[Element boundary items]
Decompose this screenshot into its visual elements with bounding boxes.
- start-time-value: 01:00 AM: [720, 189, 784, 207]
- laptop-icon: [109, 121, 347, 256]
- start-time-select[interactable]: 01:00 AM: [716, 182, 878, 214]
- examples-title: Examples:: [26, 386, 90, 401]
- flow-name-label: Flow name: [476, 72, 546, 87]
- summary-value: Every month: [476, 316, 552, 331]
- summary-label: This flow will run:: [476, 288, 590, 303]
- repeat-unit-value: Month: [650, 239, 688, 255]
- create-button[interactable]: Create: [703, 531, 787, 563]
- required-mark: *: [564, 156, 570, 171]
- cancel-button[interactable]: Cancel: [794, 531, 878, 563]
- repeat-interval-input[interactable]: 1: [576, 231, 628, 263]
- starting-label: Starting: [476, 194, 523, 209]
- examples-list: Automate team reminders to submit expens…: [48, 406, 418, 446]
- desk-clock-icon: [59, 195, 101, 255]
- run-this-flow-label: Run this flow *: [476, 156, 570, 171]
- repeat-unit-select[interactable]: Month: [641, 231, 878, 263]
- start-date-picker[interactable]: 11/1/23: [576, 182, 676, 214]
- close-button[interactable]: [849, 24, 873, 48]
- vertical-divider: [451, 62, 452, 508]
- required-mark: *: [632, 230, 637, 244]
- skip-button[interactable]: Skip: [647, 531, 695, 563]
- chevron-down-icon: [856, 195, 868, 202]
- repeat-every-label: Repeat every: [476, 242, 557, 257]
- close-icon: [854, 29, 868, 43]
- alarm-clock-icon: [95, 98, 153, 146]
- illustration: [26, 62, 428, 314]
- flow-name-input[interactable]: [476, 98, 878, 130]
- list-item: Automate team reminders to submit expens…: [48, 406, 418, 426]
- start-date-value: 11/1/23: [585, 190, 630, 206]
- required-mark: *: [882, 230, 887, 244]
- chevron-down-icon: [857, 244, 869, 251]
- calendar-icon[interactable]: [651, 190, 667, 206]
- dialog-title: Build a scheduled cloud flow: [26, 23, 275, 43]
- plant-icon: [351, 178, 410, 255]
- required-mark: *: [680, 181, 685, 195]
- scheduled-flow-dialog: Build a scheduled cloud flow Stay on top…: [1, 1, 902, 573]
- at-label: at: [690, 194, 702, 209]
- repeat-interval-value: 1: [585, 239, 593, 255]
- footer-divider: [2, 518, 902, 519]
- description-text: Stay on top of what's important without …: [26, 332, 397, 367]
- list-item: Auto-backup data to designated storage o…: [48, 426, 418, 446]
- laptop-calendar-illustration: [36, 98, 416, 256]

Requirements: Copy the stretch from the start of the items through the line containing "- summary-label: This", changing "Every month" to "Every week" and keeping everything else the same.

Solution:
Decompose this screenshot into its visual elements with bounding boxes.
- start-time-value: 01:00 AM: [720, 189, 784, 207]
- laptop-icon: [109, 121, 347, 256]
- start-time-select[interactable]: 01:00 AM: [716, 182, 878, 214]
- examples-title: Examples:: [26, 386, 90, 401]
- flow-name-label: Flow name: [476, 72, 546, 87]
- summary-value: Every week: [476, 316, 552, 331]
- summary-label: This flow will run:: [476, 288, 590, 303]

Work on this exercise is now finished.